-- 选读文本 --
┌────────

Hadoop_MapReduce工作原理

Hadoop_MapReduce工作原理

六个阶段:

  • Input 文件输入
  • Splitting 分片
  • Mapping
  • Shuffling
  • Reducing
  • Final result

mapper的输入数据为KV对形式,每一个KV对都会调用map()方法,输出数据也是KV对形式。

mapper从context中获得输入数据,将处理后的结果写入context中(context.write(text, iw);),输入(LongWritable, Text)和输出(Text, IntWritable)的数据格式由用户设置。

context通过RecordReader获取输入数据,通过RecordWriter保存mapper处理后的数据


InputFormat负责处理MR的输入

InputFormat是一个抽象类,有以下几个子类:

  • ComposableInputFormat
  • CompositeInputFormat
  • DBInputFormat
  • DelegatingInputFormat
  • FileInputFormat

InputFormat有三个方法:

  • InputFormat() :构造器
  • createRecordReader() :提供RecordReader的实现类,把切片读到Mapper中进行处理。
  • getSplits() :把输入文件进行切分

InputFormat的子类FileInputFormat还是一个抽象类,有以下几个子类:

  • CombineFileInputFormat
  • FixedLengthInputFormat
  • KeyValueTextInputFormat
  • NLineInputFormat
  • SequenceFileInputFormat
  • TextInputFormat

其中的 TextInputFormat 是MapReduce默认的InputFormat,它是按行读取每条记录。
Key(LongWritable):用来存储该行在整个文件中的起始字节偏移量
Value(Text):为该行的内容。
TextInputFormat对文件切分的逻辑是使用父类(FileInputFormat)的 getSplits() 方法。
切片方式为:对每个文件进行切分,默认的切片大小为128M.

NLineInputFormat

切片方式:以文件N行作为一个切片,默认一行一个切片。
KEY类型:LongWritable
VALUE类型:Text

示例:输入12行数据,以3行为一个切片,分成4个切片:

修改 Hadoop_WordCount单词统计 工程

  1. 修改 MyWordCount.java
package com.blu.mywordcount;

import org.apache.hadoop.conf.Configuration;
import org.apache.hadoop.fs.Path;
import org.apache.hadoop.io.IntWritable;
import org.apache.hadoop.io.Text;
import org.apache.hadoop.io.compress.BZip2Codec;
import org.apache.hadoop.io.compress.CompressionCodec;
import org.apache.hadoop.io.compress.GzipCodec;
import org.apache.hadoop.mapreduce.Job;
import org.apache.hadoop.mapreduce.lib.input.FileInputFormat;
import org.apache.hadoop.mapreduce.lib.input.NLineInputFormat;
import org.apache.hadoop.mapreduce.lib.output.FileOutputFormat;

public class MyWordCount {
	
	public static void main(String[] args) {
		
		try {
			Configuration conf = new Configuration();
			conf.set("mapreduce.map.output.compress", "true");
			conf.setClass("mapreduce.map.output.compress.codec", BZip2Codec.class, CompressionCodec.class);
			
			Job job = Job.getInstance(conf);
			job.setJarByClass(MyWordCount.class);
			job.setMapperClass(MyWordCountMapper.class);
			job.setReducerClass(MyWordCountReducer.class);
			job.setMapOutputKeyClass(Text.class);
			job.setMapOutputValueClass(IntWritable.class);
			job.setOutputKeyClass(Text.class);
			job.setOutputValueClass(IntWritable.class);
			FileInputFormat.addInputPath(job, new Path(args[0]));
			FileOutputFormat.setOutputPath(job, new Path(args[1]));
			//指定划分切片的行数
			NLineInputFormat.setNumLinesPerSplit(job, 3);
			//指定InputFormat的类型
			job.setInputFormatClass(NLineInputFormat.class);
			boolean flag = job.waitForCompletion(true);
			System.exit(flag ?0 : 1);
			
		} catch (Exception e) {
			e.printStackTrace();
		}
	}

}
  1. 在D:\data下的testdata.txt文件中写入12行的数据:
good morning
good afternoon
good evening
zhangsan male
lisi female
wangwu male
good morning
good afternoon
good evening
zhangsan male
lisi female
wangwu male
  1. 设置以下参数运行MyWordCount的main方法
D:\data\testdata.txt D:\data\output
  1. 运行结果
afternoon	2
evening	2
female	2
good	6
lisi	2
male	4
morning	2
wangwu	2
zhangsan	2
  1. 控制台打印切片数量为4:
[INFO ] 2020-04-26 17:12:41,643 method:org.apache.hadoop.mapreduce.JobSubmitter.submitJobInternal(JobSubmitter.java:204)

└────────

(数据记录)
┌────────

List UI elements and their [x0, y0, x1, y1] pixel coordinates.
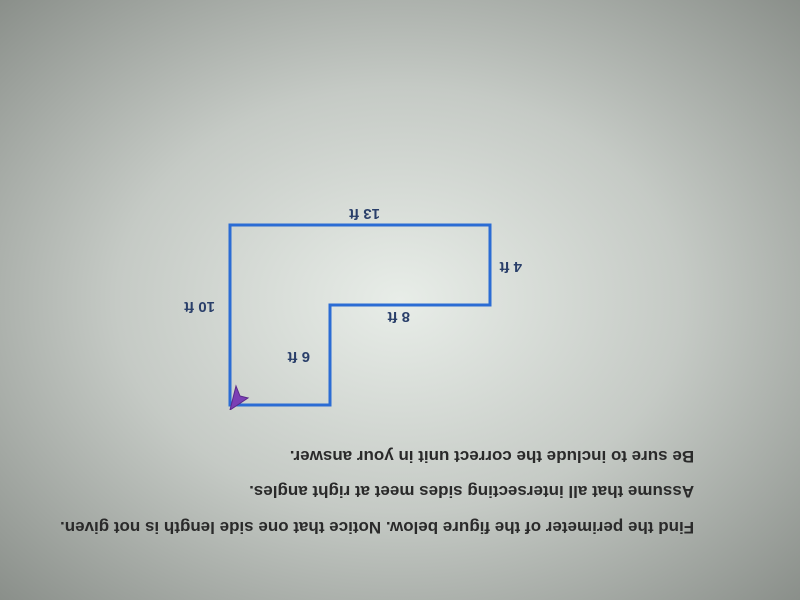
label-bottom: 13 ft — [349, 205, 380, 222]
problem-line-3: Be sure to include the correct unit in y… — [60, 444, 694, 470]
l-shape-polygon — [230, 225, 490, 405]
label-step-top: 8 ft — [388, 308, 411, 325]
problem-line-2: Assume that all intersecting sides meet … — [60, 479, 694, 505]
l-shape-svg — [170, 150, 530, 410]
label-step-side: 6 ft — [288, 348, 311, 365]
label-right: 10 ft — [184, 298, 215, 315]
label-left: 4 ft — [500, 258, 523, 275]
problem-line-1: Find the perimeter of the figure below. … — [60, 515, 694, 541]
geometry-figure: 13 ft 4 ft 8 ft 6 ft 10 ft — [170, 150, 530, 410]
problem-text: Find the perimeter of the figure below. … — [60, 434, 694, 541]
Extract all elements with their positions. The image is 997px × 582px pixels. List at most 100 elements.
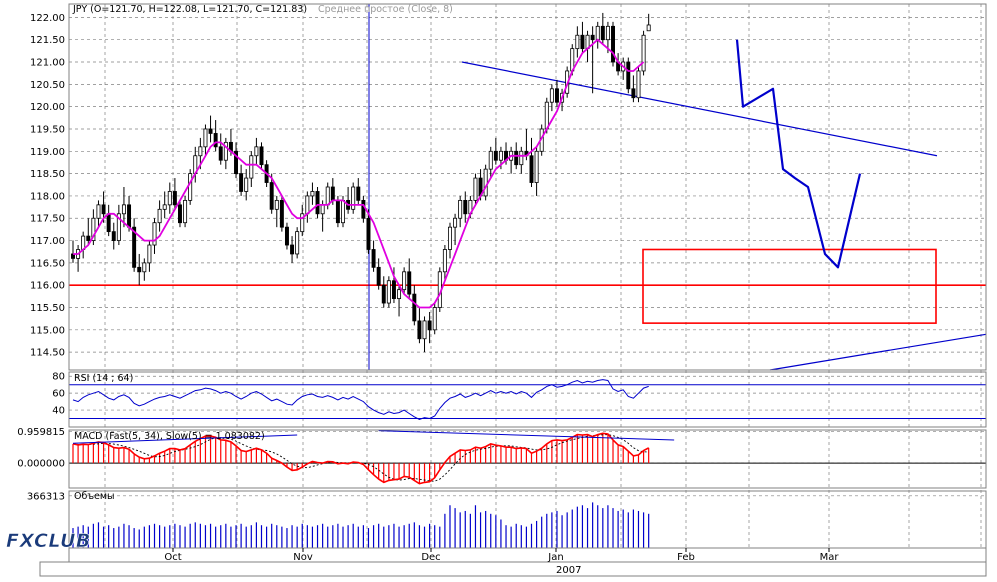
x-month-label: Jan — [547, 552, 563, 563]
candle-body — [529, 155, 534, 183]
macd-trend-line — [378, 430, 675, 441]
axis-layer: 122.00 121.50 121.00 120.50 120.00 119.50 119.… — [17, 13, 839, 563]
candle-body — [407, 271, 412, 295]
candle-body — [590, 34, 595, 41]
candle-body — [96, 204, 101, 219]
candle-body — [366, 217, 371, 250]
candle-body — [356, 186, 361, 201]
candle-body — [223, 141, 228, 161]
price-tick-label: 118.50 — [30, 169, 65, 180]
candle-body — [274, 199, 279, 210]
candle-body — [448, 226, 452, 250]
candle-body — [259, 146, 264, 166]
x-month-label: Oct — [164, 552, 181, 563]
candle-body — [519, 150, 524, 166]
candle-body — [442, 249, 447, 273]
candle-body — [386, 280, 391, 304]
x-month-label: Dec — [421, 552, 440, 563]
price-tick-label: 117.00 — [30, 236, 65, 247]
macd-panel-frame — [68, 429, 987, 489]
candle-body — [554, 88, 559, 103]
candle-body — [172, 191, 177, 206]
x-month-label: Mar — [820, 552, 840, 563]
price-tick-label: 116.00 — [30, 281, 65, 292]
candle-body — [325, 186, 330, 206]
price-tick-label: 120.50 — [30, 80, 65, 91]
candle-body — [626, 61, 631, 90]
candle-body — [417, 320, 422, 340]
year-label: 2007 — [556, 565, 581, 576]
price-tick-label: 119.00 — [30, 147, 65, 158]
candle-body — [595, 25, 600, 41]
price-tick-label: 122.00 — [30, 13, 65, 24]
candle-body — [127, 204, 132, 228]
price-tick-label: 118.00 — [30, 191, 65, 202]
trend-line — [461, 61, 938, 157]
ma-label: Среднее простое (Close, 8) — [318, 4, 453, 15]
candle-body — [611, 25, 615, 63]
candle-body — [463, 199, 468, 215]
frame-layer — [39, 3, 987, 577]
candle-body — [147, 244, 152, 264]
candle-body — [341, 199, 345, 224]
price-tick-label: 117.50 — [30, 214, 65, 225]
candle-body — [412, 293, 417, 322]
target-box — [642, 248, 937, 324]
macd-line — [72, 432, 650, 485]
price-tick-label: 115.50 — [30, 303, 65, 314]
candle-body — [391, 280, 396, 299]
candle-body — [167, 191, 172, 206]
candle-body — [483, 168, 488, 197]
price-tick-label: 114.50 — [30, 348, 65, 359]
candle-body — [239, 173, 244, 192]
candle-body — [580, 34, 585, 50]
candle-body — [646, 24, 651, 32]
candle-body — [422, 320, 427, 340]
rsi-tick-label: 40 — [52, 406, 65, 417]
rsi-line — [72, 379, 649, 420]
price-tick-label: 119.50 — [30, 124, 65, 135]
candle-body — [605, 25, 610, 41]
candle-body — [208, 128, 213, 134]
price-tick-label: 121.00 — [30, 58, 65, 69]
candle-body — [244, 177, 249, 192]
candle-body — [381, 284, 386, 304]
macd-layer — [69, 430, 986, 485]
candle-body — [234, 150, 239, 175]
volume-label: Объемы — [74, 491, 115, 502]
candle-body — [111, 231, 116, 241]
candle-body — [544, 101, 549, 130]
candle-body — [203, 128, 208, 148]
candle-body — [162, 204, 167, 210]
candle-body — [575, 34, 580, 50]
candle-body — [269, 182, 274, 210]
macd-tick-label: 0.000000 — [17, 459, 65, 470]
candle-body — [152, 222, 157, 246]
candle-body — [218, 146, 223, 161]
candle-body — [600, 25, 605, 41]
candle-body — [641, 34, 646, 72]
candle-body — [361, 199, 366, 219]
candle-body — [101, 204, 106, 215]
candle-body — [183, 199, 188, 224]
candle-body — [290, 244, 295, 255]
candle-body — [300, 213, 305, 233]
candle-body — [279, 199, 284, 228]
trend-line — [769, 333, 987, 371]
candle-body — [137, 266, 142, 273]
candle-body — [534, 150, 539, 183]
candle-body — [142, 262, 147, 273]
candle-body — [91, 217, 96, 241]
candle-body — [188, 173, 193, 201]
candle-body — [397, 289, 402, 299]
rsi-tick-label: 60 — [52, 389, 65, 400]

└────────

-- 题目要求 --
把上文讲MapReduce工作原理的选文中，从含有“InputFormat的子类”的文字起、到“TextInputFormat对文件切分的逻辑是使用父类(FileInputFormat)的 getSplits() 方法。”止的那一段原样输出。

-- 本题作答 --
InputFormat的子类FileInputFormat还是一个抽象类,有以下几个子类:

  • CombineFileInputFormat
  • FixedLengthInputFormat
  • KeyValueTextInputFormat
  • NLineInputFormat
  • SequenceFileInputFormat
  • TextInputFormat

其中的 TextInputFormat 是MapReduce默认的InputFormat,它是按行读取每条记录。
Key(LongWritable):用来存储该行在整个文件中的起始字节偏移量
Value(Text):为该行的内容。
TextInputFormat对文件切分的逻辑是使用父类(FileInputFormat)的 getSplits() 方法。